*SET TASK*: Extract every entry word for word. Skip the pictures.
+ + + + + + +
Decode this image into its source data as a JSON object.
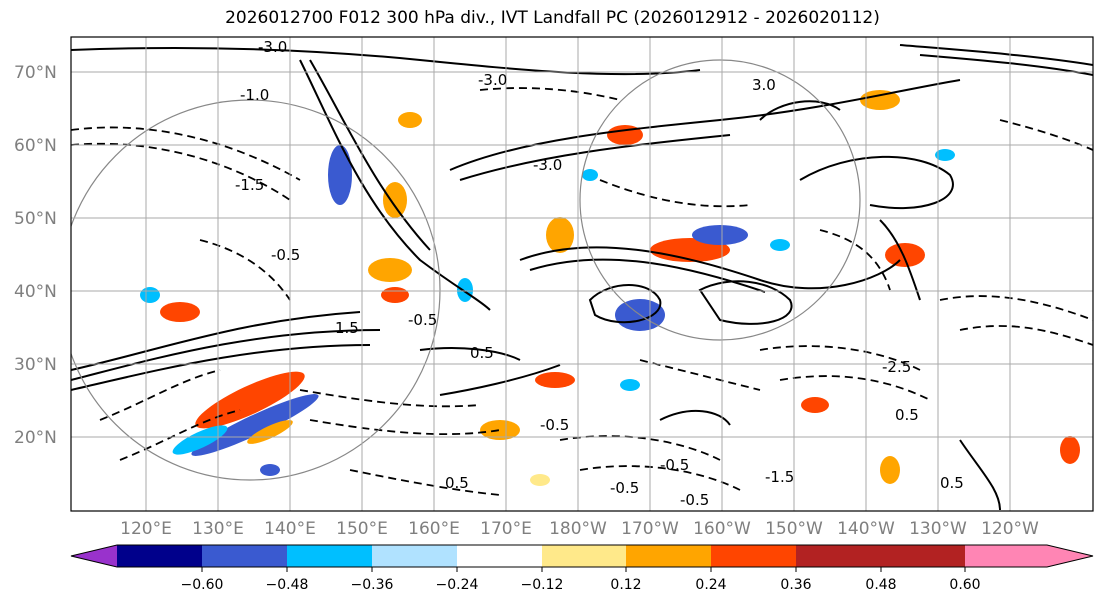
{
  "title": "2026012700 F012 300 hPa div., IVT Landfall PC (2026012912 - 2026020112)",
  "map": {
    "lat_labels": [
      "70°N",
      "60°N",
      "50°N",
      "40°N",
      "30°N",
      "20°N"
    ],
    "lon_labels": [
      "120°E",
      "130°E",
      "140°E",
      "150°E",
      "160°E",
      "170°E",
      "180°W",
      "170°W",
      "160°W",
      "150°W",
      "140°W",
      "130°W",
      "120°W"
    ],
    "grid_color": "#aaaaaa",
    "label_color": "#7f7f7f",
    "contour_labels": [
      "-3.0",
      "-3.0",
      "3.0",
      "-3.0",
      "-1.0",
      "-0.5",
      "-1.5",
      "-0.5",
      "0.5",
      "-0.5",
      "1.5",
      "-0.5",
      "0.5",
      "-0.5",
      "-1.5",
      "-2.5",
      "-0.5",
      "0.5",
      "0.5"
    ]
  },
  "colorbar": {
    "ticks": [
      "−0.60",
      "−0.48",
      "−0.36",
      "−0.24",
      "−0.12",
      "0.12",
      "0.24",
      "0.36",
      "0.48",
      "0.60"
    ],
    "colors": [
      "#9932cc",
      "#00008b",
      "#3a5ad0",
      "#00bfff",
      "#b0e2ff",
      "#ffffff",
      "#ffe98a",
      "#ffa500",
      "#ff4500",
      "#b22222",
      "#ff85b4"
    ]
  }
}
+ + + + + + +
*THE RESPONSE*:
Decode this image into its source data as a JSON object.
{
  "title": "2026012700 F012 300 hPa div., IVT Landfall PC (2026012912 - 2026020112)",
  "map": {
    "lat_labels": [
      "70°N",
      "60°N",
      "50°N",
      "40°N",
      "30°N",
      "20°N"
    ],
    "lon_labels": [
      "120°E",
      "130°E",
      "140°E",
      "150°E",
      "160°E",
      "170°E",
      "180°W",
      "170°W",
      "160°W",
      "150°W",
      "140°W",
      "130°W",
      "120°W"
    ],
    "grid_color": "#aaaaaa",
    "label_color": "#7f7f7f",
    "contour_labels": [
      "-3.0",
      "-3.0",
      "3.0",
      "-3.0",
      "-1.0",
      "-0.5",
      "-1.5",
      "-0.5",
      "0.5",
      "-0.5",
      "1.5",
      "-0.5",
      "0.5",
      "-0.5",
      "-1.5",
      "-2.5",
      "-0.5",
      "0.5",
      "0.5"
    ]
  },
  "colorbar": {
    "ticks": [
      "−0.60",
      "−0.48",
      "−0.36",
      "−0.24",
      "−0.12",
      "0.12",
      "0.24",
      "0.36",
      "0.48",
      "0.60"
    ],
    "colors": [
      "#9932cc",
      "#00008b",
      "#3a5ad0",
      "#00bfff",
      "#b0e2ff",
      "#ffffff",
      "#ffe98a",
      "#ffa500",
      "#ff4500",
      "#b22222",
      "#ff85b4"
    ]
  }
}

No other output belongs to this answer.